== Exercise tasks ==
A) In the text about the Quarterflash album Take Another Picture, what position did "Take Me to Heart" reach on the US Billboard Hot 100?
B) Carry on the text about the Quarterflash album Take Another Picture, starting after its last line.

Take Another Picture is the second album by the band Quarterflash.  It was released in 1983 by Geffen Records and features the single, "Take Me to Heart," which reached No. 14 on the US Billboard Hot 100. It also hit No. 6 on the Billboard Album Rock Tracks chart and No. 28 Adult Contemporary. The title track became the follow-up single, which reached No. 58 on the Hot 100.

Track listing 
All songs written by Marv Ross, except for where noted.

[Recorded data]
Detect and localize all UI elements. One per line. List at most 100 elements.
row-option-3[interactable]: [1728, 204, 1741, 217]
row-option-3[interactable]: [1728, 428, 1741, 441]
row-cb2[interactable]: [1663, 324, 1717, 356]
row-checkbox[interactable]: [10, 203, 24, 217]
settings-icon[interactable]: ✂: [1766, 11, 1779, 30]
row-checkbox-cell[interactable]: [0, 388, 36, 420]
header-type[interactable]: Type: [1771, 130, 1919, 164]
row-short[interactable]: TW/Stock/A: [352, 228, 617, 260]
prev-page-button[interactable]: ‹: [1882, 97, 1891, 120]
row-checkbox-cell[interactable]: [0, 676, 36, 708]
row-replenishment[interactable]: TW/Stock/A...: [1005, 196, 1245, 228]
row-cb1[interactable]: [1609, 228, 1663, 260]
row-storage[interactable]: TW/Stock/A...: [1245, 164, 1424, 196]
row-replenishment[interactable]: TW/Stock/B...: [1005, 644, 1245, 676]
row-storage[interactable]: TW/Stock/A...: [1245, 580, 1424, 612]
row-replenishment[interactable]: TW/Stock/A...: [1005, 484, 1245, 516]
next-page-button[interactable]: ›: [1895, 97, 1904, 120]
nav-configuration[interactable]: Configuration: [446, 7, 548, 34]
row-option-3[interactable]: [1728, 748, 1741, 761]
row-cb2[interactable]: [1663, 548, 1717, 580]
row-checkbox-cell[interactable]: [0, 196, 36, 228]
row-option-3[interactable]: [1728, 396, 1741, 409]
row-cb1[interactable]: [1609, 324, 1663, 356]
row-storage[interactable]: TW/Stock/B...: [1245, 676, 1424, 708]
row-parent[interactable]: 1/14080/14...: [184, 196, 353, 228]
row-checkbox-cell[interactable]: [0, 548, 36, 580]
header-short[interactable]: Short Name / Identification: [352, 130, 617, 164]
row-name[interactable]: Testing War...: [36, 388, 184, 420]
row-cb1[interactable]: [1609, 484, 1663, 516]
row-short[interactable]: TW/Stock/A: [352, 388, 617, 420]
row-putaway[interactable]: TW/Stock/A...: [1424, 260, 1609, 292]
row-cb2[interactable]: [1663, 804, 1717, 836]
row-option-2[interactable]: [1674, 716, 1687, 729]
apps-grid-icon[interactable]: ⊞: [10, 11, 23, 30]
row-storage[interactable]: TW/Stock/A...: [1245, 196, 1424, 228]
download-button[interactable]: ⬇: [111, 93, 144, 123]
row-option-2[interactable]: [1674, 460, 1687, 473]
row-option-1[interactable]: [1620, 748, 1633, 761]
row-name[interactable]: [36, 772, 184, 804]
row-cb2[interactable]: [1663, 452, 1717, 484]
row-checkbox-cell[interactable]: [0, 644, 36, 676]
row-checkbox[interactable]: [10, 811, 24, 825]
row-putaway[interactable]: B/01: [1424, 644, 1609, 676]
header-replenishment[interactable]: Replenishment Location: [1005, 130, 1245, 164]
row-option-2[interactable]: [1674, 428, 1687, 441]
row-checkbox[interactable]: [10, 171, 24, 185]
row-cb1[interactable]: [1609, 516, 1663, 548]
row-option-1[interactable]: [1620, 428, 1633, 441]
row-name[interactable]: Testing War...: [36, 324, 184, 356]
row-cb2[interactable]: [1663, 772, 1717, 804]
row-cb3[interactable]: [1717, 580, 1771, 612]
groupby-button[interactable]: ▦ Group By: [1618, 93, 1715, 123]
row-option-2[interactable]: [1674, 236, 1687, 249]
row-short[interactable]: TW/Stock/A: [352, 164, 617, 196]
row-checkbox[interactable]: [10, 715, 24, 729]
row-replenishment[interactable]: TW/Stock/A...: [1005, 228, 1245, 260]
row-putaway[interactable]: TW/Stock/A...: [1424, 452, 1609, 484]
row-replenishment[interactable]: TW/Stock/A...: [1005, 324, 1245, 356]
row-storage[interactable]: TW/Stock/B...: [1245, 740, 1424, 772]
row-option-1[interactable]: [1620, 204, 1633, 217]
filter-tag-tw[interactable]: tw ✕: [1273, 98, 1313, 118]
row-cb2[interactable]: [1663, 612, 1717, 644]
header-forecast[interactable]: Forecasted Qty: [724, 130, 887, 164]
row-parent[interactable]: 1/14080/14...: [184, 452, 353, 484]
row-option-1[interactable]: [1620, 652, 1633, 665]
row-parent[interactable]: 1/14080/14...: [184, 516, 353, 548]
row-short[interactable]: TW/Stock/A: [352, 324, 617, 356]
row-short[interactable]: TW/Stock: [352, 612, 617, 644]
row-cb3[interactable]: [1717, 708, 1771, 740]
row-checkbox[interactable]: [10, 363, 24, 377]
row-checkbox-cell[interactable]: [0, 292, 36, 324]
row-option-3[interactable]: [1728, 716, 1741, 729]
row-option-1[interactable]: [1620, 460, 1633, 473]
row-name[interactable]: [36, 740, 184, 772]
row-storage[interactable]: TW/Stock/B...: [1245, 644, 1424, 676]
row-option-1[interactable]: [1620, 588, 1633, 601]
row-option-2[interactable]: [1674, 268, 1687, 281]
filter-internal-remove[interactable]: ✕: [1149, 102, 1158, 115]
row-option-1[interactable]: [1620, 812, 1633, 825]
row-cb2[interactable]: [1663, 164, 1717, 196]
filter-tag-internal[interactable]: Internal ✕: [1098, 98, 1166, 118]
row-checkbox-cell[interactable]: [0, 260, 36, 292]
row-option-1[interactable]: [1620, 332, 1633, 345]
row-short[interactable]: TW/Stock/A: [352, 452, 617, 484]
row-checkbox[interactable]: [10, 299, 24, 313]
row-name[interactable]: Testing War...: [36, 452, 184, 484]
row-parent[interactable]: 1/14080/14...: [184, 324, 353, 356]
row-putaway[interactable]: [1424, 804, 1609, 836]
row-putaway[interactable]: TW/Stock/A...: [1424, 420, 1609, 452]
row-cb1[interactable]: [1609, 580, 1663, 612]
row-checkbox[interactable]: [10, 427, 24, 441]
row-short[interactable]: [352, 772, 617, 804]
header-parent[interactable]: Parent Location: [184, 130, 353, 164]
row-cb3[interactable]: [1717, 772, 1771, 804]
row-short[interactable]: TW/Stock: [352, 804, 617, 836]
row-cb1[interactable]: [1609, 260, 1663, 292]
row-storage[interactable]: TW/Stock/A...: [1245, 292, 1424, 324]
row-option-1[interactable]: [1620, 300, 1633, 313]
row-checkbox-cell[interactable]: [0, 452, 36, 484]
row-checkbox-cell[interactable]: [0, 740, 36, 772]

== Outputs by task ==
A) No. 14

B)
 "Take Me to Heart" – 3:30
 "Take Another Picture" – 4:27
 "Shane"  (Marv Ross, Rindy Ross)  – 4:30
 "Eye to Eye"  (Jack Charles, Marv Ross)  – 4:11
 "It Don't Move Me"  (Charles, Ross, Ross)  – 4:03
 "Shakin' the Jinx" – 4:55
 "Make It Shine" – 4:08
 "One More Round to Go"  (Charles)  – 3:40
 "Nowhere Left to Hide"  (Ross, Ross)  – 4:02
 "It All Becomes Clear"  (Charles, Ross)  – 2:20

Personnel
Rindy Ross – lead vocals, alto and soprano saxophones
Marv Ross – guitars, guitar synthesizer
Jack Charles – lead vocals, guitar
Rick DiGiallonardo – piano, synthesizers, Hammond B-3 organ
Rich Gooch – bass, backing vocals
Brian David Willis – drums, backing vocals, percussion

Additional Personnel :
Paulinho Da Costa – additional percussion
Joe Walsh – slide guitar on "It Don't Move Me"
John Boylan – OBXa on "It All Becomes Clear"
Bill Champlin – additional backing vocals
Timothy Schmit – additional backing vocals
Tommy Funderburk – additional backing vocals
Tom Kelly – additional backing vocals

References

Quarterflash albums
1983 albums
Albums produced by John Boylan (record producer)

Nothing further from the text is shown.